→ WHAT YOU ARE ASKED TO DO: Lines that hold the word "status" should be located and copied.

* * * * * * * * *

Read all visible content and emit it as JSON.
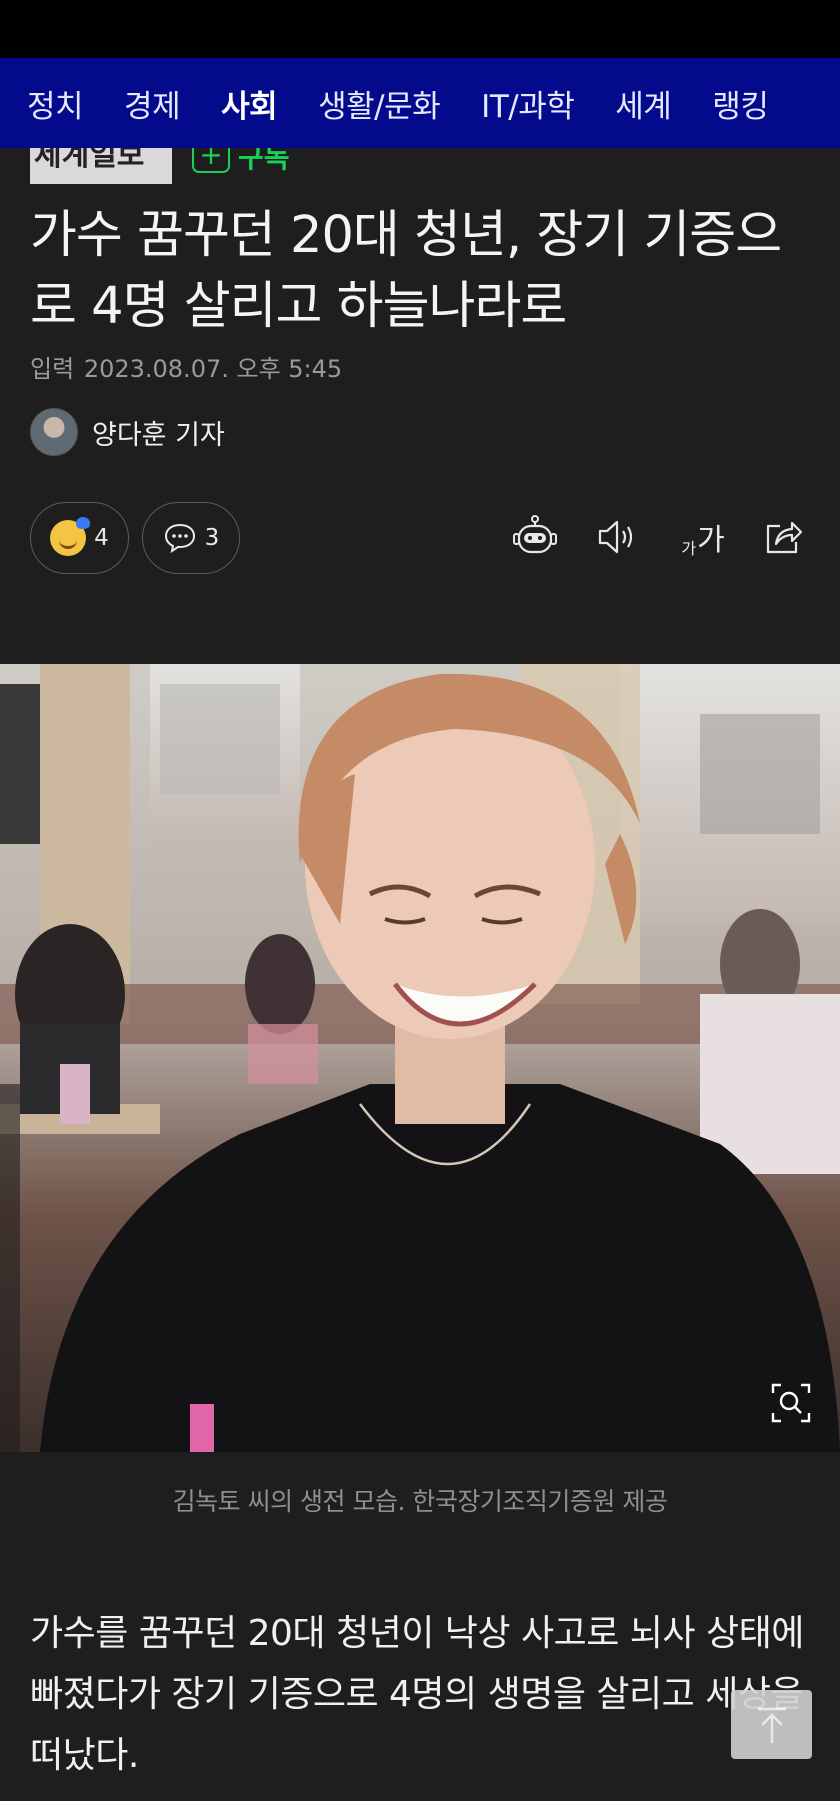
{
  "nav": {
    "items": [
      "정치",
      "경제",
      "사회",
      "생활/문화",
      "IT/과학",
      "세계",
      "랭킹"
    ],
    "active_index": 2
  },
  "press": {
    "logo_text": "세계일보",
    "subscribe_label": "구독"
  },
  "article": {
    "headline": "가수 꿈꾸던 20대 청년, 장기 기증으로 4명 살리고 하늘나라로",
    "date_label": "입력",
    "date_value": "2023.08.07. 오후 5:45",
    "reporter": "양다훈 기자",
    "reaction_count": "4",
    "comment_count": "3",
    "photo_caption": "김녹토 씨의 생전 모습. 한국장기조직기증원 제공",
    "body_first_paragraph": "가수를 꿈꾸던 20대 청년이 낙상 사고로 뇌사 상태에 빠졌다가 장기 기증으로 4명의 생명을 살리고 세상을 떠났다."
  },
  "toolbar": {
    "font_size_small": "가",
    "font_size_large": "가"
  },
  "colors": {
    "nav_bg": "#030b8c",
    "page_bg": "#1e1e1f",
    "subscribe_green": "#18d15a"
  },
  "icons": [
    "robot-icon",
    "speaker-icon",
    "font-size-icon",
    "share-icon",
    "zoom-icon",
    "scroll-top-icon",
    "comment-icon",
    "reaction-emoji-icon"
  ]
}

* * * * * * * * *

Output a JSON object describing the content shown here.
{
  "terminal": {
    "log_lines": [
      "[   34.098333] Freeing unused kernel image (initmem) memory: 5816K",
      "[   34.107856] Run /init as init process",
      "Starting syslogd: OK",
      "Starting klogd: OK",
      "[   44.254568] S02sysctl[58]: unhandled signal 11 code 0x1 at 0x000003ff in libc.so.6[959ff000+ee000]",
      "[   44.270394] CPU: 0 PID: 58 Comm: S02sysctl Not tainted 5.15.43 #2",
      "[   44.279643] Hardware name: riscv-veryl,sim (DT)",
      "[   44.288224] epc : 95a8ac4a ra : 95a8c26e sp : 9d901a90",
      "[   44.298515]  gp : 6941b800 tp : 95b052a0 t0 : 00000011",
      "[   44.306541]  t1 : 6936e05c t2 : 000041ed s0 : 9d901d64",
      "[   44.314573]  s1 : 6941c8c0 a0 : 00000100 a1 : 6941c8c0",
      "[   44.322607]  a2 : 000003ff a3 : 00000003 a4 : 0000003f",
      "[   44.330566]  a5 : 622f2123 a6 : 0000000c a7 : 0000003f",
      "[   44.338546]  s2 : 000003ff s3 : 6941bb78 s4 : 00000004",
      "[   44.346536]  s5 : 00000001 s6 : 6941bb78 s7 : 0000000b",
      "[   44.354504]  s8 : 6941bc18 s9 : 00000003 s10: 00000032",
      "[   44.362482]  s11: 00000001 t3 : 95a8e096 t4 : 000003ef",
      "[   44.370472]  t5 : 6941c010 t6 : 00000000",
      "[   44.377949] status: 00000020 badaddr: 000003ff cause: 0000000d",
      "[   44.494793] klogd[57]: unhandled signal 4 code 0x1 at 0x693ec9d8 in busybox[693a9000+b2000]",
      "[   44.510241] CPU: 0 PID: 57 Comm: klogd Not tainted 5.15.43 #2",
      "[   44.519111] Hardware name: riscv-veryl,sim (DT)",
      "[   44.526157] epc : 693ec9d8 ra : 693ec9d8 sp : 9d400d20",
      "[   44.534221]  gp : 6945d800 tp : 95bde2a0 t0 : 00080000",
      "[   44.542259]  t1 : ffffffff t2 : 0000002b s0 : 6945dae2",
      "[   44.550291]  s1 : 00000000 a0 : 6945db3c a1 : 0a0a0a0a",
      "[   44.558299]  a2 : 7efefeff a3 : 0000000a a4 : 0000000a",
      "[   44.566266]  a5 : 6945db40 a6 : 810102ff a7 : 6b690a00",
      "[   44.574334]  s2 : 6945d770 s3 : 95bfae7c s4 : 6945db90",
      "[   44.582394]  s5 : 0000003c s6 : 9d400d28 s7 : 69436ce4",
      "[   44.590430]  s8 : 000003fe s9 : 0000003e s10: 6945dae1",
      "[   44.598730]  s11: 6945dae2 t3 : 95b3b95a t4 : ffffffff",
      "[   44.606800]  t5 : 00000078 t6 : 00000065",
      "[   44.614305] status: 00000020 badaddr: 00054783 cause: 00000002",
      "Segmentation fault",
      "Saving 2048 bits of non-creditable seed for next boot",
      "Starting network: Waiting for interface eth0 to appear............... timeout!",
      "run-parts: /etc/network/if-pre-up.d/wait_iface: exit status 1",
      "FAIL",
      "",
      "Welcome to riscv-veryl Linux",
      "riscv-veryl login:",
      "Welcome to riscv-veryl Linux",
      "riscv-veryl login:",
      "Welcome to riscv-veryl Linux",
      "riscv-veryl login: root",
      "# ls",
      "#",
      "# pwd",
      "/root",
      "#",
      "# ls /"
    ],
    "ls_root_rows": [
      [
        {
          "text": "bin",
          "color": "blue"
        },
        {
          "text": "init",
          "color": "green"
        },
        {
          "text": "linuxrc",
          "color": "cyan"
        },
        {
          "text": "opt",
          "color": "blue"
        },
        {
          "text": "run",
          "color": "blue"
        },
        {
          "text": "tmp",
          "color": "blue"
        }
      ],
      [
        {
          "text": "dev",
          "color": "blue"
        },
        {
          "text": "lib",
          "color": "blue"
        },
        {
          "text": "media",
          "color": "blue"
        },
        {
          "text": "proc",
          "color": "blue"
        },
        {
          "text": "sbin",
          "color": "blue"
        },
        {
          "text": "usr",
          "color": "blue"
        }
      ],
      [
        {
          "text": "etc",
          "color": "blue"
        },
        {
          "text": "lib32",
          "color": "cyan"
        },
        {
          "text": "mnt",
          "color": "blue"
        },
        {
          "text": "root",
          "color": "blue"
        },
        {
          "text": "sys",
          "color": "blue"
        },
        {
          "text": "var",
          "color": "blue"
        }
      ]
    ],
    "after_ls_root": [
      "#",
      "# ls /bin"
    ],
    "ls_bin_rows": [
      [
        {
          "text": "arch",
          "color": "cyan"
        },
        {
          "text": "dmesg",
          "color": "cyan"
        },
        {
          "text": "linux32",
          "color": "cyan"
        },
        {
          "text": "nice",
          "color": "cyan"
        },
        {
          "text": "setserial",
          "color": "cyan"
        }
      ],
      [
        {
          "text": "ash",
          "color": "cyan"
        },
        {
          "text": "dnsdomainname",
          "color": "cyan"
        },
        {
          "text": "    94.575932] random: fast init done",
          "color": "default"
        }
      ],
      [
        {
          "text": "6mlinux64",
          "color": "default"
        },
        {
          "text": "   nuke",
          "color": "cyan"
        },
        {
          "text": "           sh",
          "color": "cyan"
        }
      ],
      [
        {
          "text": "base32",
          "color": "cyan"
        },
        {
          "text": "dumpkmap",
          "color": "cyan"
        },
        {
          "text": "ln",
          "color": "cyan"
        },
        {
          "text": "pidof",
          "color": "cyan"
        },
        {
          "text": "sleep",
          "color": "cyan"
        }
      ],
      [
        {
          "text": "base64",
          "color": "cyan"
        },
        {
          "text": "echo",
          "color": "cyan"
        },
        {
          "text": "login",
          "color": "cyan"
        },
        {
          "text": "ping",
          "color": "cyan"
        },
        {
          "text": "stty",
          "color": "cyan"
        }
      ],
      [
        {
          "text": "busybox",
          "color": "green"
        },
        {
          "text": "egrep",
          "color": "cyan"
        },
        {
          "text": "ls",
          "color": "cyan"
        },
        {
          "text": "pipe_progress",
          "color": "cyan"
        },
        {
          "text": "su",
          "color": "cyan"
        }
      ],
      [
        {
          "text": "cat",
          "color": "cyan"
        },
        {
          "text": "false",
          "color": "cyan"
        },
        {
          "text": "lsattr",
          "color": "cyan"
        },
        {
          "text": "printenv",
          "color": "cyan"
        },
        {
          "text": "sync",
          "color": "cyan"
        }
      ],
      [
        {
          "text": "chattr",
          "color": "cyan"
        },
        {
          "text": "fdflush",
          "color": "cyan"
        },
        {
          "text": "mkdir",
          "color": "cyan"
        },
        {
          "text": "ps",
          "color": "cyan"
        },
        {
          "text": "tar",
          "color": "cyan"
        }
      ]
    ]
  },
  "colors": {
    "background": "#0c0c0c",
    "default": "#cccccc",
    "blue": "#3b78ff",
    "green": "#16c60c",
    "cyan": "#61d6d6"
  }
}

* * * * * * * * *

→ CORRECT ANSWER:
      "[   44.377949] status: 00000020 badaddr: 000003ff cause: 0000000d",
      "[   44.614305] status: 00000020 badaddr: 00054783 cause: 00000002",
      "run-parts: /etc/network/if-pre-up.d/wait_iface: exit status 1",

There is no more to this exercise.